╭──

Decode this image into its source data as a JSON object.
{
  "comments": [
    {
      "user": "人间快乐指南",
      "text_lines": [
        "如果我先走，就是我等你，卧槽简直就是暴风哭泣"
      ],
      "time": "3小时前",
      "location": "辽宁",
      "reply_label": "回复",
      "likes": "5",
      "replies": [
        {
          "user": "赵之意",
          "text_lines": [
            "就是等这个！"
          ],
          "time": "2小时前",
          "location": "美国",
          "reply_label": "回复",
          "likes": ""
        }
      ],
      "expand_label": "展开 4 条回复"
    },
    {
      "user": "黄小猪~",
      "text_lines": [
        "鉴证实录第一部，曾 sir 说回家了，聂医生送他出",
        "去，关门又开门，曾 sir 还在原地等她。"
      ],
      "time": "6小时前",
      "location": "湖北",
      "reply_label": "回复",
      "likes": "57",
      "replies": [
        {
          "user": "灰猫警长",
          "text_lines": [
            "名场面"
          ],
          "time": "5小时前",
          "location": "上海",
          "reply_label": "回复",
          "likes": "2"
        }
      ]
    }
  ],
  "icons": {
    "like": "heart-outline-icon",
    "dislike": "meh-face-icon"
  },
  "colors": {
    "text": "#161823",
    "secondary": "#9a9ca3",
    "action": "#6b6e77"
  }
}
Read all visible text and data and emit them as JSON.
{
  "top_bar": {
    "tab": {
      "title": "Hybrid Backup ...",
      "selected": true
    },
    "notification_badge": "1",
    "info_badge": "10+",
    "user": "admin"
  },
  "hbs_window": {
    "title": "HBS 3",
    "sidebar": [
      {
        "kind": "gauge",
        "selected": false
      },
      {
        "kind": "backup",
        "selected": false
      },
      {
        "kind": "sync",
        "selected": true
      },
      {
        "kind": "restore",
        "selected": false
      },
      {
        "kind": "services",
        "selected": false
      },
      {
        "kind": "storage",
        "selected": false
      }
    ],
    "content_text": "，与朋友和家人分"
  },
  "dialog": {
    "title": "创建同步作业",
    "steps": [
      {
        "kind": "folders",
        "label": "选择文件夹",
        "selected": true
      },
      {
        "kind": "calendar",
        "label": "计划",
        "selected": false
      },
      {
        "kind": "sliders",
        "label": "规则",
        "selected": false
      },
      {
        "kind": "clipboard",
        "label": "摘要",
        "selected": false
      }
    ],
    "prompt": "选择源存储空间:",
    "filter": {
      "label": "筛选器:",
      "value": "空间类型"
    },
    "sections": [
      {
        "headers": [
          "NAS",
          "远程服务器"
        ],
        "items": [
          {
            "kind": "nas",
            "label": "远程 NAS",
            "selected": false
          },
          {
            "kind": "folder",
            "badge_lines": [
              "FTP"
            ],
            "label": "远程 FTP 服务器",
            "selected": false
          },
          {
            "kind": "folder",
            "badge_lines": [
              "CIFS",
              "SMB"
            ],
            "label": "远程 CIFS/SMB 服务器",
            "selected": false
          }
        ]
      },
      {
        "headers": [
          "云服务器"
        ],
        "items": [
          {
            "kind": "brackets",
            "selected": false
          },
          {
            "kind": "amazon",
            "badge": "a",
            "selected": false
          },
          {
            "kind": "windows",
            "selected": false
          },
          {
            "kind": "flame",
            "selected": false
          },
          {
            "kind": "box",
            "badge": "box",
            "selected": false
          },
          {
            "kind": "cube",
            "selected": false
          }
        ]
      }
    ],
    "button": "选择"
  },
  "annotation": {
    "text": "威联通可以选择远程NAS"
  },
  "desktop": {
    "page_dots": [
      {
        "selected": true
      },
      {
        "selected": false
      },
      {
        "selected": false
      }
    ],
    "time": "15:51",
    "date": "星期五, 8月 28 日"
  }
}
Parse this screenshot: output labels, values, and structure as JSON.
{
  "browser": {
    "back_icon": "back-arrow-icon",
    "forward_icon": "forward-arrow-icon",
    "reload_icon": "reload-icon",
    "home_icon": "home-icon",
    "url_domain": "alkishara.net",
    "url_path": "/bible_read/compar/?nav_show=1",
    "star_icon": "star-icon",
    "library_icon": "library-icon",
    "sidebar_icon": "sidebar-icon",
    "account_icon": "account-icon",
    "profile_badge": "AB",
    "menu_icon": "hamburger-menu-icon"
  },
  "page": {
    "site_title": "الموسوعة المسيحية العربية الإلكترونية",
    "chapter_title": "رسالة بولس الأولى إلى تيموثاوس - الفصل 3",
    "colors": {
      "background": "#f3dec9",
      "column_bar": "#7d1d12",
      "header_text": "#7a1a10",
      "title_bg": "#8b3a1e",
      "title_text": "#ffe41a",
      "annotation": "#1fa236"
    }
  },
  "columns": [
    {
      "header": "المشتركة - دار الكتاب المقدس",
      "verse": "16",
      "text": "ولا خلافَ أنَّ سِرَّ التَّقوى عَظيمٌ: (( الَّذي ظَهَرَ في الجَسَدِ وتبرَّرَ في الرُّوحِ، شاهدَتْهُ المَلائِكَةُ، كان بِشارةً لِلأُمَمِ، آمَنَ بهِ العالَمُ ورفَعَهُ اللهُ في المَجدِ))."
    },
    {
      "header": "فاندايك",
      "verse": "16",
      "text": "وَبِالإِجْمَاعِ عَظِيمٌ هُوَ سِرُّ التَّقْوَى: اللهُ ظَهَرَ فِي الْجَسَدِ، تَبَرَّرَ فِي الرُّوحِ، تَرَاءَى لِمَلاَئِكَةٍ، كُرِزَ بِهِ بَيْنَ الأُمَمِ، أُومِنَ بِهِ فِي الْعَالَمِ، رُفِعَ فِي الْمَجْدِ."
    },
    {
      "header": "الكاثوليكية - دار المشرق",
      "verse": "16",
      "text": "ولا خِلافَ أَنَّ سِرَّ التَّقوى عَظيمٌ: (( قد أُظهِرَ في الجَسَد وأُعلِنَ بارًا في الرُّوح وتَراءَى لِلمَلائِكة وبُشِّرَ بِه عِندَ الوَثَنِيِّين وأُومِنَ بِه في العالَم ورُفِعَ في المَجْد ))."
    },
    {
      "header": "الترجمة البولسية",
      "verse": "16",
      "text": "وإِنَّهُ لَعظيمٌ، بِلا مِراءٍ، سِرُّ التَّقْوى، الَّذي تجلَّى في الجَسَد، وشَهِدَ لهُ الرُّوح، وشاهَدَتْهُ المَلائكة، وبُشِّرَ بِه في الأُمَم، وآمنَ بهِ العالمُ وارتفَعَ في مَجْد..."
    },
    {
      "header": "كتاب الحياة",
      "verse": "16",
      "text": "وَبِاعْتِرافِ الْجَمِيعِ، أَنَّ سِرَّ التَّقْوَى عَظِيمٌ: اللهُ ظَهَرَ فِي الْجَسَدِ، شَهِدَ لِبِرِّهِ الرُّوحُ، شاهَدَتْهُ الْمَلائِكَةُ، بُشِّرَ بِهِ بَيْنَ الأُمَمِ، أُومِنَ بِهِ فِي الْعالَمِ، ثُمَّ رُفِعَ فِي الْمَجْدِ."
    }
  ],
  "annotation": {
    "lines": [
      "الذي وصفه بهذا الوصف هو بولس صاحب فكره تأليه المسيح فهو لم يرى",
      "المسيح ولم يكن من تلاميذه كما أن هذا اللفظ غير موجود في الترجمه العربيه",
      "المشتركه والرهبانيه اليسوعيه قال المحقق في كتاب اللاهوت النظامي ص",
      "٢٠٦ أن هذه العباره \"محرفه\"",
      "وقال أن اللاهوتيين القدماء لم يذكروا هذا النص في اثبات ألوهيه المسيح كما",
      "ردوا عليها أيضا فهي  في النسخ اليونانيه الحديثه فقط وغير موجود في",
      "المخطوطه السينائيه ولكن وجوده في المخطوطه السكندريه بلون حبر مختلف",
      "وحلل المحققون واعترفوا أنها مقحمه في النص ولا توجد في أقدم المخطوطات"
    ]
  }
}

╰──

What is needed: Return all of the above records exactly, leaving no line out.

Correct output:
Decode this image into its source data as a JSON object.
{
  "comments": [
    {
      "user": "人间快乐指南",
      "text_lines": [
        "如果我先走，就是我等你，卧槽简直就是暴风哭泣"
      ],
      "time": "3小时前",
      "location": "辽宁",
      "reply_label": "回复",
      "likes": "5",
      "replies": [
        {
          "user": "赵之意",
          "text_lines": [
            "就是等这个！"
          ],
          "time": "2小时前",
          "location": "美国",
          "reply_label": "回复",
          "likes": ""
        }
      ],
      "expand_label": "展开 4 条回复"
    },
    {
      "user": "黄小猪~",
      "text_lines": [
        "鉴证实录第一部，曾 sir 说回家了，聂医生送他出",
        "去，关门又开门，曾 sir 还在原地等她。"
      ],
      "time": "6小时前",
      "location": "湖北",
      "reply_label": "回复",
      "likes": "57",
      "replies": [
        {
          "user": "灰猫警长",
          "text_lines": [
            "名场面"
          ],
          "time": "5小时前",
          "location": "上海",
          "reply_label": "回复",
          "likes": "2"
        }
      ]
    }
  ],
  "icons": {
    "like": "heart-outline-icon",
    "dislike": "meh-face-icon"
  },
  "colors": {
    "text": "#161823",
    "secondary": "#9a9ca3",
    "action": "#6b6e77"
  }
}
Read all visible text and data and emit them as JSON.
{
  "top_bar": {
    "tab": {
      "title": "Hybrid Backup ...",
      "selected": true
    },
    "notification_badge": "1",
    "info_badge": "10+",
    "user": "admin"
  },
  "hbs_window": {
    "title": "HBS 3",
    "sidebar": [
      {
        "kind": "gauge",
        "selected": false
      },
      {
        "kind": "backup",
        "selected": false
      },
      {
        "kind": "sync",
        "selected": true
      },
      {
        "kind": "restore",
        "selected": false
      },
      {
        "kind": "services",
        "selected": false
      },
      {
        "kind": "storage",
        "selected": false
      }
    ],
    "content_text": "，与朋友和家人分"
  },
  "dialog": {
    "title": "创建同步作业",
    "steps": [
      {
        "kind": "folders",
        "label": "选择文件夹",
        "selected": true
      },
      {
        "kind": "calendar",
        "label": "计划",
        "selected": false
      },
      {
        "kind": "sliders",
        "label": "规则",
        "selected": false
      },
      {
        "kind": "clipboard",
        "label": "摘要",
        "selected": false
      }
    ],
    "prompt": "选择源存储空间:",
    "filter": {
      "label": "筛选器:",
      "value": "空间类型"
    },
    "sections": [
      {
        "headers": [
          "NAS",
          "远程服务器"
        ],
        "items": [
          {
            "kind": "nas",
            "label": "远程 NAS",
            "selected": false
          },
          {
            "kind": "folder",
            "badge_lines": [
              "FTP"
            ],
            "label": "远程 FTP 服务器",
            "selected": false
          },
          {
            "kind": "folder",
            "badge_lines": [
              "CIFS",
              "SMB"
            ],
            "label": "远程 CIFS/SMB 服务器",
            "selected": false
          }
        ]
      },
      {
        "headers": [
          "云服务器"
        ],
        "items": [
          {
            "kind": "brackets",
            "selected": false
          },
          {
            "kind": "amazon",
            "badge": "a",
            "selected": false
          },
          {
            "kind": "windows",
            "selected": false
          },
          {
            "kind": "flame",
            "selected": false
          },
          {
            "kind": "box",
            "badge": "box",
            "selected": false
          },
          {
            "kind": "cube",
            "selected": false
          }
        ]
      }
    ],
    "button": "选择"
  },
  "annotation": {
    "text": "威联通可以选择远程NAS"
  },
  "desktop": {
    "page_dots": [
      {
        "selected": true
      },
      {
        "selected": false
      },
      {
        "selected": false
      }
    ],
    "time": "15:51",
    "date": "星期五, 8月 28 日"
  }
}
Parse this screenshot: output labels, values, and structure as JSON.
{
  "browser": {
    "back_icon": "back-arrow-icon",
    "forward_icon": "forward-arrow-icon",
    "reload_icon": "reload-icon",
    "home_icon": "home-icon",
    "url_domain": "alkishara.net",
    "url_path": "/bible_read/compar/?nav_show=1",
    "star_icon": "star-icon",
    "library_icon": "library-icon",
    "sidebar_icon": "sidebar-icon",
    "account_icon": "account-icon",
    "profile_badge": "AB",
    "menu_icon": "hamburger-menu-icon"
  },
  "page": {
    "site_title": "الموسوعة المسيحية العربية الإلكترونية",
    "chapter_title": "رسالة بولس الأولى إلى تيموثاوس - الفصل 3",
    "colors": {
      "background": "#f3dec9",
      "column_bar": "#7d1d12",
      "header_text": "#7a1a10",
      "title_bg": "#8b3a1e",
      "title_text": "#ffe41a",
      "annotation": "#1fa236"
    }
  },
  "columns": [
    {
      "header": "المشتركة - دار الكتاب المقدس",
      "verse": "16",
      "text": "ولا خلافَ أنَّ سِرَّ التَّقوى عَظيمٌ: (( الَّذي ظَهَرَ في الجَسَدِ وتبرَّرَ في الرُّوحِ، شاهدَتْهُ المَلائِكَةُ، كان بِشارةً لِلأُمَمِ، آمَنَ بهِ العالَمُ ورفَعَهُ اللهُ في المَجدِ))."
    },
    {
      "header": "فاندايك",
      "verse": "16",
      "text": "وَبِالإِجْمَاعِ عَظِيمٌ هُوَ سِرُّ التَّقْوَى: اللهُ ظَهَرَ فِي الْجَسَدِ، تَبَرَّرَ فِي الرُّوحِ، تَرَاءَى لِمَلاَئِكَةٍ، كُرِزَ بِهِ بَيْنَ الأُمَمِ، أُومِنَ بِهِ فِي الْعَالَمِ، رُفِعَ فِي الْمَجْدِ."
    },
    {
      "header": "الكاثوليكية - دار المشرق",
      "verse": "16",
      "text": "ولا خِلافَ أَنَّ سِرَّ التَّقوى عَظيمٌ: (( قد أُظهِرَ في الجَسَد وأُعلِنَ بارًا في الرُّوح وتَراءَى لِلمَلائِكة وبُشِّرَ بِه عِندَ الوَثَنِيِّين وأُومِنَ بِه في العالَم ورُفِعَ في المَجْد ))."
    },
    {
      "header": "الترجمة البولسية",
      "verse": "16",
      "text": "وإِنَّهُ لَعظيمٌ، بِلا مِراءٍ، سِرُّ التَّقْوى، الَّذي تجلَّى في الجَسَد، وشَهِدَ لهُ الرُّوح، وشاهَدَتْهُ المَلائكة، وبُشِّرَ بِه في الأُمَم، وآمنَ بهِ العالمُ وارتفَعَ في مَجْد..."
    },
    {
      "header": "كتاب الحياة",
      "verse": "16",
      "text": "وَبِاعْتِرافِ الْجَمِيعِ، أَنَّ سِرَّ التَّقْوَى عَظِيمٌ: اللهُ ظَهَرَ فِي الْجَسَدِ، شَهِدَ لِبِرِّهِ الرُّوحُ، شاهَدَتْهُ الْمَلائِكَةُ، بُشِّرَ بِهِ بَيْنَ الأُمَمِ، أُومِنَ بِهِ فِي الْعالَمِ، ثُمَّ رُفِعَ فِي الْمَجْدِ."
    }
  ],
  "annotation": {
    "lines": [
      "الذي وصفه بهذا الوصف هو بولس صاحب فكره تأليه المسيح فهو لم يرى",
      "المسيح ولم يكن من تلاميذه كما أن هذا اللفظ غير موجود في الترجمه العربيه",
      "المشتركه والرهبانيه اليسوعيه قال المحقق في كتاب اللاهوت النظامي ص",
      "٢٠٦ أن هذه العباره \"محرفه\"",
      "وقال أن اللاهوتيين القدماء لم يذكروا هذا النص في اثبات ألوهيه المسيح كما",
      "ردوا عليها أيضا فهي  في النسخ اليونانيه الحديثه فقط وغير موجود في",
      "المخطوطه السينائيه ولكن وجوده في المخطوطه السكندريه بلون حبر مختلف",
      "وحلل المحققون واعترفوا أنها مقحمه في النص ولا توجد في أقدم المخطوطات"
    ]
  }
}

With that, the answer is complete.